Collected data →
•••••

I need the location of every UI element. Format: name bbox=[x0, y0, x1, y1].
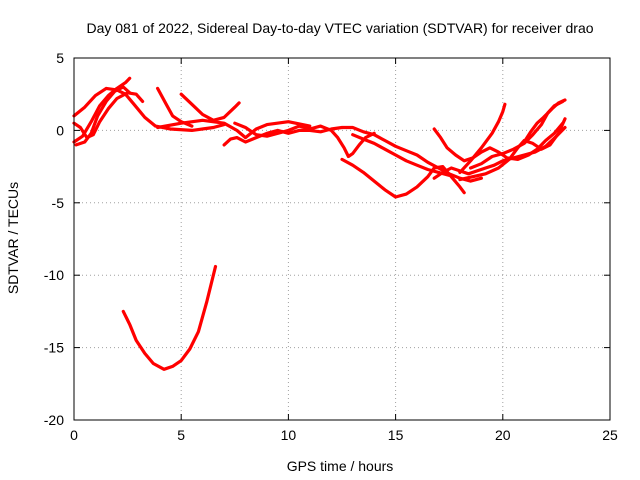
x-tick-label: 15 bbox=[388, 427, 404, 443]
y-tick-label: -10 bbox=[44, 267, 64, 283]
series-line-arc-c bbox=[72, 91, 145, 140]
series-line-arc-k bbox=[351, 133, 451, 177]
series-line-arc-n bbox=[458, 102, 507, 174]
x-tick-label: 5 bbox=[177, 427, 185, 443]
series-line-arc-r bbox=[121, 264, 218, 371]
x-tick-label: 0 bbox=[70, 427, 78, 443]
series-line-arc-g bbox=[156, 118, 312, 140]
plot-frame bbox=[73, 57, 611, 421]
x-tick-label: 25 bbox=[602, 427, 618, 443]
series-line-arc-a bbox=[72, 86, 226, 132]
y-tick-label: -5 bbox=[52, 195, 65, 211]
data-series bbox=[72, 76, 567, 371]
y-axis-label: SDTVAR / TECUs bbox=[5, 182, 21, 294]
x-axis-label: GPS time / hours bbox=[287, 458, 394, 474]
axis-ticks: 0 5 10 15 20 25 -20 -15 -10 -5 0 5 bbox=[44, 50, 618, 443]
y-tick-label: -15 bbox=[44, 340, 64, 356]
series-line-arc-i bbox=[233, 121, 376, 159]
series-line-arc-m bbox=[432, 121, 565, 163]
y-tick-label: 5 bbox=[56, 50, 64, 66]
chart-title: Day 081 of 2022, Sidereal Day-to-day VTE… bbox=[86, 20, 593, 36]
x-tick-label: 20 bbox=[495, 427, 511, 443]
x-tick-label: 10 bbox=[281, 427, 297, 443]
series-line-arc-d bbox=[74, 85, 132, 147]
grid-lines bbox=[74, 58, 610, 420]
series-line-arc-q bbox=[522, 98, 567, 144]
series-line-arc-p bbox=[458, 117, 567, 182]
y-tick-label: -20 bbox=[44, 412, 64, 428]
y-tick-label: 0 bbox=[56, 122, 64, 138]
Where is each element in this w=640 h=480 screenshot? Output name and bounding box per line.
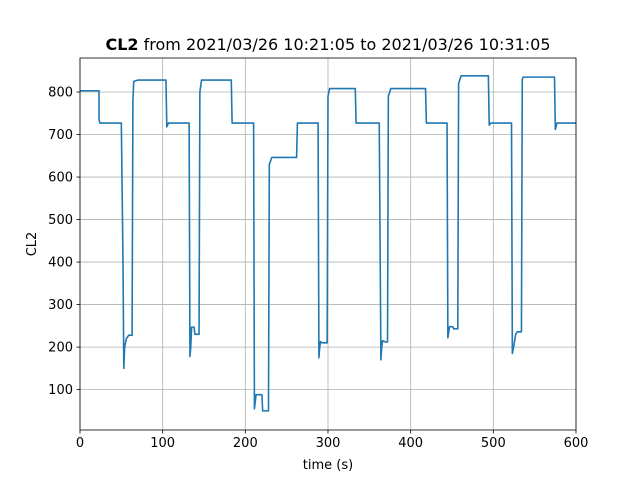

•••••

EXERCISE DESCRIPTION →
Please give the records again from the line with "x-tick-label: 15 bbox=[388, 427, 404, 443]" up to and including the line with "y-tick-label: -5 bbox=[52, 195, 65, 211]", swapping "x-tick-label" for "x-axis-tick" and leaving everything else unchanged.

RESPONSE →
x-axis-tick: 15 bbox=[388, 427, 404, 443]
y-tick-label: -10 bbox=[44, 267, 64, 283]
series-line-arc-c bbox=[72, 91, 145, 140]
series-line-arc-k bbox=[351, 133, 451, 177]
series-line-arc-n bbox=[458, 102, 507, 174]
x-axis-tick: 5 bbox=[177, 427, 185, 443]
series-line-arc-r bbox=[121, 264, 218, 371]
x-axis-tick: 0 bbox=[70, 427, 78, 443]
series-line-arc-g bbox=[156, 118, 312, 140]
plot-frame bbox=[73, 57, 611, 421]
x-axis-tick: 25 bbox=[602, 427, 618, 443]
series-line-arc-a bbox=[72, 86, 226, 132]
y-tick-label: -5 bbox=[52, 195, 65, 211]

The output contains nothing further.